■ **DATASET RECORDS**

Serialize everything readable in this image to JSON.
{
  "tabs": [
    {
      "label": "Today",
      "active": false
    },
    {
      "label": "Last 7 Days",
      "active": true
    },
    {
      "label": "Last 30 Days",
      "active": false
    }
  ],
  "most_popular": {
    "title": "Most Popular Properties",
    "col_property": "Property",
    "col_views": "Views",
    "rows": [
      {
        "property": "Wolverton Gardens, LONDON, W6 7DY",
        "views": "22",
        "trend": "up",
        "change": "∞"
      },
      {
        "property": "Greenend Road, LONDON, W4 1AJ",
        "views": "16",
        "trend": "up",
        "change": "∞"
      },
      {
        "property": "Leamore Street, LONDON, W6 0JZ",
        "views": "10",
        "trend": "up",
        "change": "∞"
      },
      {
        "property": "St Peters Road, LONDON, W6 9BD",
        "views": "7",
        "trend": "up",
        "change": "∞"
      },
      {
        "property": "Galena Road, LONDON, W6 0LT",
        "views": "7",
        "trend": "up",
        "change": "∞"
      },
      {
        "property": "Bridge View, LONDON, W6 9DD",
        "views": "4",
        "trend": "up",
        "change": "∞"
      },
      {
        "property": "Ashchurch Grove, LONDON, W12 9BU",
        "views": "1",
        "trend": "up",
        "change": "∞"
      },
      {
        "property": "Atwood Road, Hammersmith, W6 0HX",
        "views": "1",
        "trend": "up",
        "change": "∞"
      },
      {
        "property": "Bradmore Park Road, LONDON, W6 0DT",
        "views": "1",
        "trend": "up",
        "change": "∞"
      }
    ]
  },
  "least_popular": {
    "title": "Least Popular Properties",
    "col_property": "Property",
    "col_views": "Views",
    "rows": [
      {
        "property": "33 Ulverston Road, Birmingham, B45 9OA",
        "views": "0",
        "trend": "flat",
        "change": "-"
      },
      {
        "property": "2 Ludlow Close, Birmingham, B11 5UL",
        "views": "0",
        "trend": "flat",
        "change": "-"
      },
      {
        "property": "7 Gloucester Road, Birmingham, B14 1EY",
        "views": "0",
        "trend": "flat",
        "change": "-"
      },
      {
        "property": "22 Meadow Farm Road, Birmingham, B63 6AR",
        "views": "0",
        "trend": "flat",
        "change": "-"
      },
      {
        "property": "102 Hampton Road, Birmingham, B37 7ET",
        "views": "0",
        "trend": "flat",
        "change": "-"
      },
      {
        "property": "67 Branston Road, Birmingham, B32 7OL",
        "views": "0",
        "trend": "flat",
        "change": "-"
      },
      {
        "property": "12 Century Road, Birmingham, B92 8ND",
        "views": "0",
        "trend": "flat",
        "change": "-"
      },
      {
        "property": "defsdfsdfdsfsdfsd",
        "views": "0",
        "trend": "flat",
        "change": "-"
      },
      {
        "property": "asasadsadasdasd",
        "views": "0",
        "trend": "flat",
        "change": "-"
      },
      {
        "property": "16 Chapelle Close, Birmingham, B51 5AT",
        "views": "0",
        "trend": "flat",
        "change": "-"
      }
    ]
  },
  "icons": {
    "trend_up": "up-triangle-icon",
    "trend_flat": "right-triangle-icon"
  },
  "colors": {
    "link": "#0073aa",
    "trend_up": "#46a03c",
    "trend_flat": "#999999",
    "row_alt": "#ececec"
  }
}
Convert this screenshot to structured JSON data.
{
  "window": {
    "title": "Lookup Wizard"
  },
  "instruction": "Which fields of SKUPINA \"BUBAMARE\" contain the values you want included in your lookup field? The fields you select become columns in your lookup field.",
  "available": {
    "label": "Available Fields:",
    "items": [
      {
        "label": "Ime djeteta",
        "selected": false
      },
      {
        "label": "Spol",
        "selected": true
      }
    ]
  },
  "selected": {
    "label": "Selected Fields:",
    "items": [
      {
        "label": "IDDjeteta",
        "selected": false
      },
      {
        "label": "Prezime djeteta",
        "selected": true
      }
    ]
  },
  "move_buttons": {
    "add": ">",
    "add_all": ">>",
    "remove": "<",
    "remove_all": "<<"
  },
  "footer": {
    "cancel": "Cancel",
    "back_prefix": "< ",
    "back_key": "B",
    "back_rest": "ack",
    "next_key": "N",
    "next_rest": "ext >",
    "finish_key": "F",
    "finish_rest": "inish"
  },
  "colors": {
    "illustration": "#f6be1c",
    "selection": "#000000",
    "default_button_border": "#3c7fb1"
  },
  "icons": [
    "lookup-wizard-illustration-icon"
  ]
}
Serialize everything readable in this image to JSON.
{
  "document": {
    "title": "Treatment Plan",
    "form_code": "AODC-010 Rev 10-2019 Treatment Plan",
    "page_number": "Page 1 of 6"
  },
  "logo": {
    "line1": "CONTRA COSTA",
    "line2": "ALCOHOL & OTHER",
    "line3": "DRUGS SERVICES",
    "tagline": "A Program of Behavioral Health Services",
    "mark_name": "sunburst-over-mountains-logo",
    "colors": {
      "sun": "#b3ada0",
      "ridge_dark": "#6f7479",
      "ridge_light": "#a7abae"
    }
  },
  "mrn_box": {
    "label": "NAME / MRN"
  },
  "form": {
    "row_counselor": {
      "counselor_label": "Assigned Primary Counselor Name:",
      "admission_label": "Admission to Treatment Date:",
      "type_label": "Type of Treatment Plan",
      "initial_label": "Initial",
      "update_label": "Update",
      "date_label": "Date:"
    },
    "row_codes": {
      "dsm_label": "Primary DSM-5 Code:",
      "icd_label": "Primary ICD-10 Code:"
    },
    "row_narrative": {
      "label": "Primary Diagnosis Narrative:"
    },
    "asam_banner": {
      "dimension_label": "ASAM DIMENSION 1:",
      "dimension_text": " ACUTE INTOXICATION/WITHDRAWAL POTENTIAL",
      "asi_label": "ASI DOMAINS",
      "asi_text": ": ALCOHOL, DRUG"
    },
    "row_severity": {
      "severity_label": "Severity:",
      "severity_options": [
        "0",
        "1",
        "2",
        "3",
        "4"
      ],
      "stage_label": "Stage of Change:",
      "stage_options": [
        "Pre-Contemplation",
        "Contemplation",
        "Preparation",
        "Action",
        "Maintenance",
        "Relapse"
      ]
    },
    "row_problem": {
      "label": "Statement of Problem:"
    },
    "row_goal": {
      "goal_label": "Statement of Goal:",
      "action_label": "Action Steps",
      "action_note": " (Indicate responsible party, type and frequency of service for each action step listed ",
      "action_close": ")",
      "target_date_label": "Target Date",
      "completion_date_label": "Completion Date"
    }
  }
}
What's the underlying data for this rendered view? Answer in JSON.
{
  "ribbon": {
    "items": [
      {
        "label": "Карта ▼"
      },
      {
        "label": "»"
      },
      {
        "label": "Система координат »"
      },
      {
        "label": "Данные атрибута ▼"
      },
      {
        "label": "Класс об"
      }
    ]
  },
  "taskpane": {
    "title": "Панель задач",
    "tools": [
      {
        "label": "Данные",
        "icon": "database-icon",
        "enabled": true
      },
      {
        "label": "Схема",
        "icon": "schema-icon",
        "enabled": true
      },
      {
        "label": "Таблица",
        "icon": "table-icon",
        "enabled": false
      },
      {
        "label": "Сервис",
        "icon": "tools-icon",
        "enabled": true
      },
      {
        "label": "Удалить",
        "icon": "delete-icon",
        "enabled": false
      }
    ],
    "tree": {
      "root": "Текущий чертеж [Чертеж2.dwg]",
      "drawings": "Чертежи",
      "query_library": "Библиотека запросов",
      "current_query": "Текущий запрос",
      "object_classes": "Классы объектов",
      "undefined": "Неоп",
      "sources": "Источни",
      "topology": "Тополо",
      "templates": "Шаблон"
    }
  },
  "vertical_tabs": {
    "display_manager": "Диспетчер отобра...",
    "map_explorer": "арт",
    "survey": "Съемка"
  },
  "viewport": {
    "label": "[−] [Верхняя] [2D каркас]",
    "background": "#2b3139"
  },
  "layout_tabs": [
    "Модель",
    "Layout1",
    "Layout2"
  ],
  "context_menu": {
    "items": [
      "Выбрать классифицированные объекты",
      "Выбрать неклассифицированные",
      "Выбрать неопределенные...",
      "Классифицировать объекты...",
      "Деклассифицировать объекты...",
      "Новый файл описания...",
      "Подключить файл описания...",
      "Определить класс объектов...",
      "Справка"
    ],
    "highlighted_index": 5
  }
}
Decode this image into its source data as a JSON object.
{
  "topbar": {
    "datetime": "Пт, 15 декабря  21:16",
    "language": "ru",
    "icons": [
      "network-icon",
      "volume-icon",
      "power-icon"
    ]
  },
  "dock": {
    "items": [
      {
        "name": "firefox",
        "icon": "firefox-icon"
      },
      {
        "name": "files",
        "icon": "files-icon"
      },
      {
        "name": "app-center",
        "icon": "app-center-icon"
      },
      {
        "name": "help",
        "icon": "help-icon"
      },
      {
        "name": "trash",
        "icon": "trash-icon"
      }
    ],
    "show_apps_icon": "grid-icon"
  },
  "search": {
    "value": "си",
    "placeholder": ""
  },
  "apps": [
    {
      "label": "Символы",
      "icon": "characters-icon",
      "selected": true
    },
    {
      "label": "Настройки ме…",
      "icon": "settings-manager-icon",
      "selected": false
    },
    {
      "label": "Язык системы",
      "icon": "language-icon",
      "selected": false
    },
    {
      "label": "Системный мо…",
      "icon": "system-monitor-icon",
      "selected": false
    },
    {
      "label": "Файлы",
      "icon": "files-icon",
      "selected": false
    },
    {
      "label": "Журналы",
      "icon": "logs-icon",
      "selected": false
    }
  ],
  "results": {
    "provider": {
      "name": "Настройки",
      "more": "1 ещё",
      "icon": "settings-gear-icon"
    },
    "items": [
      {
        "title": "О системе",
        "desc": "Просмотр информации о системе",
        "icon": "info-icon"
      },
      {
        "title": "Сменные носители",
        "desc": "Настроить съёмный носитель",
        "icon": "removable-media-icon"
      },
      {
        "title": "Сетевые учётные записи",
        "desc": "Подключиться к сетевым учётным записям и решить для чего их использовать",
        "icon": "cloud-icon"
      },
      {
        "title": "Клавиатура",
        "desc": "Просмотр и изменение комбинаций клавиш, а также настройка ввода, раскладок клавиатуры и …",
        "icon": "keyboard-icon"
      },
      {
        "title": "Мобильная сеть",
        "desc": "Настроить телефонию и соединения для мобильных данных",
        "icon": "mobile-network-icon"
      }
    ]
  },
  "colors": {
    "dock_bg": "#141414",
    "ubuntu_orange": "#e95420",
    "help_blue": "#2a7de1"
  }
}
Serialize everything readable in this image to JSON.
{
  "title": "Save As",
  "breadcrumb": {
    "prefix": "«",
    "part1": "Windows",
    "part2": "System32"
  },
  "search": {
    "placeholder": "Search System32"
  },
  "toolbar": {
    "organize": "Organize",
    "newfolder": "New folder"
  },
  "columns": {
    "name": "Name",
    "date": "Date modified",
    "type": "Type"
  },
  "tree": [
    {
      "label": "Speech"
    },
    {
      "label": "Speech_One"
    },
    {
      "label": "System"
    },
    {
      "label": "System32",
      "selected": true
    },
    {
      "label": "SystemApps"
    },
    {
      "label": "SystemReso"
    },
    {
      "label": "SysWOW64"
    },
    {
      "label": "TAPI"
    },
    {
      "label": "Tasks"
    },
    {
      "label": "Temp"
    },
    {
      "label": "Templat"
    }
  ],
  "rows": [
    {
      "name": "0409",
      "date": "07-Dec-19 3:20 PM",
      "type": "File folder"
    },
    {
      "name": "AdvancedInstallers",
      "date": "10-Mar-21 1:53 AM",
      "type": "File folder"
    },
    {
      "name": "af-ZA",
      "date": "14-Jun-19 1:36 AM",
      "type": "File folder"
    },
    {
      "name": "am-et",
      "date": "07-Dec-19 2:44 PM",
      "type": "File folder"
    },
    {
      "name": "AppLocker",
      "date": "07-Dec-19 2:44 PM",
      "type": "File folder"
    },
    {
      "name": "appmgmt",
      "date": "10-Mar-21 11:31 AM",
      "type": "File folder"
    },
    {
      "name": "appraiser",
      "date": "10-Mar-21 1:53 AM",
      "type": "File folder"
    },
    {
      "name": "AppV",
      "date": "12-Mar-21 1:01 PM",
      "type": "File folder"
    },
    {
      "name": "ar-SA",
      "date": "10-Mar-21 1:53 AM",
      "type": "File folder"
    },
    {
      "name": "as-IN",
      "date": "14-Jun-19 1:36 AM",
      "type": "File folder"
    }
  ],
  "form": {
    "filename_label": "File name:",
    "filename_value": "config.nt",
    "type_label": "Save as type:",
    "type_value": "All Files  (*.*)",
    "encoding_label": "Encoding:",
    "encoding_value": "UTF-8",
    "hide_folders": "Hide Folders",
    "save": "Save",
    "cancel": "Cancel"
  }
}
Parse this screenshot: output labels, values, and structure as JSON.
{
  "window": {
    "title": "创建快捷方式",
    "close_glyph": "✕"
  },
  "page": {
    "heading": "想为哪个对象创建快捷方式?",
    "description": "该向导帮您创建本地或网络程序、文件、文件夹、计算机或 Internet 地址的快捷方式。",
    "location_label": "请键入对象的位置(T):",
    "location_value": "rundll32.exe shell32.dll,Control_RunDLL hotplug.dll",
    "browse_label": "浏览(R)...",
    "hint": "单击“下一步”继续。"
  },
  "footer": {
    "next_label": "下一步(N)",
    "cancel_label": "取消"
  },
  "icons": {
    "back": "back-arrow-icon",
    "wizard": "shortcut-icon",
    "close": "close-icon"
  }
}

■ **TASK BRIEF**
Using the listing above, pull out all lines that hold the word "Treatment".

■ **ANSWER TO THIS TASK**
    "title": "Treatment Plan",
    "form_code": "AODC-010 Rev 10-2019 Treatment Plan",
      "admission_label": "Admission to Treatment Date:",
      "type_label": "Type of Treatment Plan",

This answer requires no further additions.